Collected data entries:

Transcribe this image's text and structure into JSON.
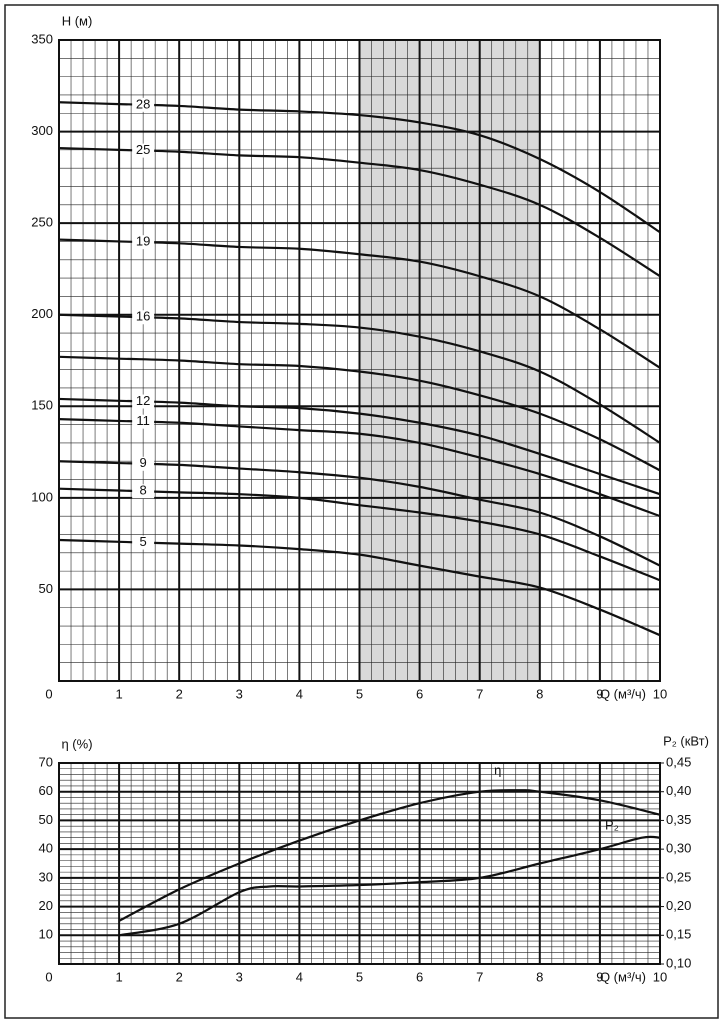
{
  "chart_data": [
    {
      "type": "line",
      "x_label": "Q (м³/ч)",
      "y_label": "H (м)",
      "xlim": [
        0,
        10
      ],
      "xticks": [
        0,
        1,
        2,
        3,
        4,
        5,
        6,
        7,
        8,
        9,
        10
      ],
      "ylim": [
        0,
        350
      ],
      "yticks": [
        50,
        100,
        150,
        200,
        250,
        300,
        350
      ],
      "grid": true,
      "minor_grid": {
        "x": 5,
        "y": 5
      },
      "shaded_x": [
        5,
        8
      ],
      "shade_color": "#d9d9d9",
      "x": [
        0,
        1,
        2,
        3,
        4,
        5,
        6,
        7,
        8,
        9,
        10
      ],
      "series": [
        {
          "name": "28",
          "color": "#111111",
          "values": [
            316,
            315,
            314,
            312,
            311,
            309,
            305,
            298,
            285,
            267,
            245
          ]
        },
        {
          "name": "25",
          "color": "#111111",
          "values": [
            291,
            290,
            289,
            287,
            286,
            283,
            279,
            271,
            260,
            242,
            221
          ]
        },
        {
          "name": "19",
          "color": "#111111",
          "values": [
            241,
            240,
            239,
            237,
            236,
            233,
            229,
            221,
            210,
            192,
            171
          ]
        },
        {
          "name": "16",
          "color": "#111111",
          "values": [
            200,
            199,
            198,
            196,
            195,
            193,
            188,
            180,
            169,
            151,
            130
          ]
        },
        {
          "color": "#111111",
          "values": [
            177,
            176,
            175,
            173,
            172,
            169,
            164,
            156,
            146,
            132,
            115
          ]
        },
        {
          "name": "12",
          "color": "#111111",
          "values": [
            154,
            153,
            152,
            150,
            149,
            146,
            141,
            134,
            124,
            113,
            102
          ]
        },
        {
          "name": "11",
          "color": "#111111",
          "values": [
            143,
            142,
            141,
            139,
            137,
            135,
            130,
            122,
            113,
            102,
            90
          ]
        },
        {
          "name": "9",
          "color": "#111111",
          "values": [
            120,
            119,
            118,
            116,
            114,
            111,
            106,
            99,
            92,
            79,
            63
          ]
        },
        {
          "name": "8",
          "color": "#111111",
          "values": [
            105,
            104,
            103,
            102,
            100,
            96,
            92,
            87,
            80,
            68,
            55
          ]
        },
        {
          "name": "5",
          "color": "#111111",
          "values": [
            77,
            76,
            75,
            74,
            72,
            69,
            63,
            57,
            51,
            39,
            25
          ]
        }
      ]
    },
    {
      "type": "line",
      "x_label": "Q (м³/ч)",
      "y_label": "η (%)",
      "y2_label": "P₂ (кВт)",
      "xlim": [
        0,
        10
      ],
      "xticks": [
        0,
        1,
        2,
        3,
        4,
        5,
        6,
        7,
        8,
        9,
        10
      ],
      "ylim": [
        0,
        70
      ],
      "yticks": [
        10,
        20,
        30,
        40,
        50,
        60,
        70
      ],
      "y2lim": [
        0.1,
        0.45
      ],
      "y2ticks": [
        {
          "value": 0.1,
          "label": "0,10"
        },
        {
          "value": 0.15,
          "label": "0,15"
        },
        {
          "value": 0.2,
          "label": "0,20"
        },
        {
          "value": 0.25,
          "label": "0,25"
        },
        {
          "value": 0.3,
          "label": "0,30"
        },
        {
          "value": 0.35,
          "label": "0,35"
        },
        {
          "value": 0.4,
          "label": "0,40"
        },
        {
          "value": 0.45,
          "label": "0,45"
        }
      ],
      "grid": true,
      "minor_grid": {
        "x": 5,
        "y": 5
      },
      "series": [
        {
          "name": "η",
          "color": "#111111",
          "x": [
            1,
            2,
            3,
            4,
            5,
            6,
            7,
            7.7,
            8,
            9,
            10
          ],
          "values": [
            15,
            26,
            35,
            43,
            50,
            56,
            60,
            60.5,
            60,
            57,
            52
          ]
        },
        {
          "name": "P₂",
          "color": "#111111",
          "axis": "y2",
          "x": [
            1,
            2,
            3,
            3.5,
            4,
            5,
            6,
            7,
            8,
            9,
            9.7,
            10
          ],
          "values": [
            0.15,
            0.17,
            0.225,
            0.235,
            0.235,
            0.2375,
            0.2425,
            0.25,
            0.275,
            0.3,
            0.32,
            0.32
          ]
        }
      ]
    }
  ]
}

STATED EXERCISE: Write out the whole listing exactly, and drop the pictures.

FINAL RESULT:
Transcribe this image's text and structure into JSON.
{
  "chart_data": [
    {
      "type": "line",
      "x_label": "Q (м³/ч)",
      "y_label": "H (м)",
      "xlim": [
        0,
        10
      ],
      "xticks": [
        0,
        1,
        2,
        3,
        4,
        5,
        6,
        7,
        8,
        9,
        10
      ],
      "ylim": [
        0,
        350
      ],
      "yticks": [
        50,
        100,
        150,
        200,
        250,
        300,
        350
      ],
      "grid": true,
      "minor_grid": {
        "x": 5,
        "y": 5
      },
      "shaded_x": [
        5,
        8
      ],
      "shade_color": "#d9d9d9",
      "x": [
        0,
        1,
        2,
        3,
        4,
        5,
        6,
        7,
        8,
        9,
        10
      ],
      "series": [
        {
          "name": "28",
          "color": "#111111",
          "values": [
            316,
            315,
            314,
            312,
            311,
            309,
            305,
            298,
            285,
            267,
            245
          ]
        },
        {
          "name": "25",
          "color": "#111111",
          "values": [
            291,
            290,
            289,
            287,
            286,
            283,
            279,
            271,
            260,
            242,
            221
          ]
        },
        {
          "name": "19",
          "color": "#111111",
          "values": [
            241,
            240,
            239,
            237,
            236,
            233,
            229,
            221,
            210,
            192,
            171
          ]
        },
        {
          "name": "16",
          "color": "#111111",
          "values": [
            200,
            199,
            198,
            196,
            195,
            193,
            188,
            180,
            169,
            151,
            130
          ]
        },
        {
          "color": "#111111",
          "values": [
            177,
            176,
            175,
            173,
            172,
            169,
            164,
            156,
            146,
            132,
            115
          ]
        },
        {
          "name": "12",
          "color": "#111111",
          "values": [
            154,
            153,
            152,
            150,
            149,
            146,
            141,
            134,
            124,
            113,
            102
          ]
        },
        {
          "name": "11",
          "color": "#111111",
          "values": [
            143,
            142,
            141,
            139,
            137,
            135,
            130,
            122,
            113,
            102,
            90
          ]
        },
        {
          "name": "9",
          "color": "#111111",
          "values": [
            120,
            119,
            118,
            116,
            114,
            111,
            106,
            99,
            92,
            79,
            63
          ]
        },
        {
          "name": "8",
          "color": "#111111",
          "values": [
            105,
            104,
            103,
            102,
            100,
            96,
            92,
            87,
            80,
            68,
            55
          ]
        },
        {
          "name": "5",
          "color": "#111111",
          "values": [
            77,
            76,
            75,
            74,
            72,
            69,
            63,
            57,
            51,
            39,
            25
          ]
        }
      ]
    },
    {
      "type": "line",
      "x_label": "Q (м³/ч)",
      "y_label": "η (%)",
      "y2_label": "P₂ (кВт)",
      "xlim": [
        0,
        10
      ],
      "xticks": [
        0,
        1,
        2,
        3,
        4,
        5,
        6,
        7,
        8,
        9,
        10
      ],
      "ylim": [
        0,
        70
      ],
      "yticks": [
        10,
        20,
        30,
        40,
        50,
        60,
        70
      ],
      "y2lim": [
        0.1,
        0.45
      ],
      "y2ticks": [
        {
          "value": 0.1,
          "label": "0,10"
        },
        {
          "value": 0.15,
          "label": "0,15"
        },
        {
          "value": 0.2,
          "label": "0,20"
        },
        {
          "value": 0.25,
          "label": "0,25"
        },
        {
          "value": 0.3,
          "label": "0,30"
        },
        {
          "value": 0.35,
          "label": "0,35"
        },
        {
          "value": 0.4,
          "label": "0,40"
        },
        {
          "value": 0.45,
          "label": "0,45"
        }
      ],
      "grid": true,
      "minor_grid": {
        "x": 5,
        "y": 5
      },
      "series": [
        {
          "name": "η",
          "color": "#111111",
          "x": [
            1,
            2,
            3,
            4,
            5,
            6,
            7,
            7.7,
            8,
            9,
            10
          ],
          "values": [
            15,
            26,
            35,
            43,
            50,
            56,
            60,
            60.5,
            60,
            57,
            52
          ]
        },
        {
          "name": "P₂",
          "color": "#111111",
          "axis": "y2",
          "x": [
            1,
            2,
            3,
            3.5,
            4,
            5,
            6,
            7,
            8,
            9,
            9.7,
            10
          ],
          "values": [
            0.15,
            0.17,
            0.225,
            0.235,
            0.235,
            0.2375,
            0.2425,
            0.25,
            0.275,
            0.3,
            0.32,
            0.32
          ]
        }
      ]
    }
  ]
}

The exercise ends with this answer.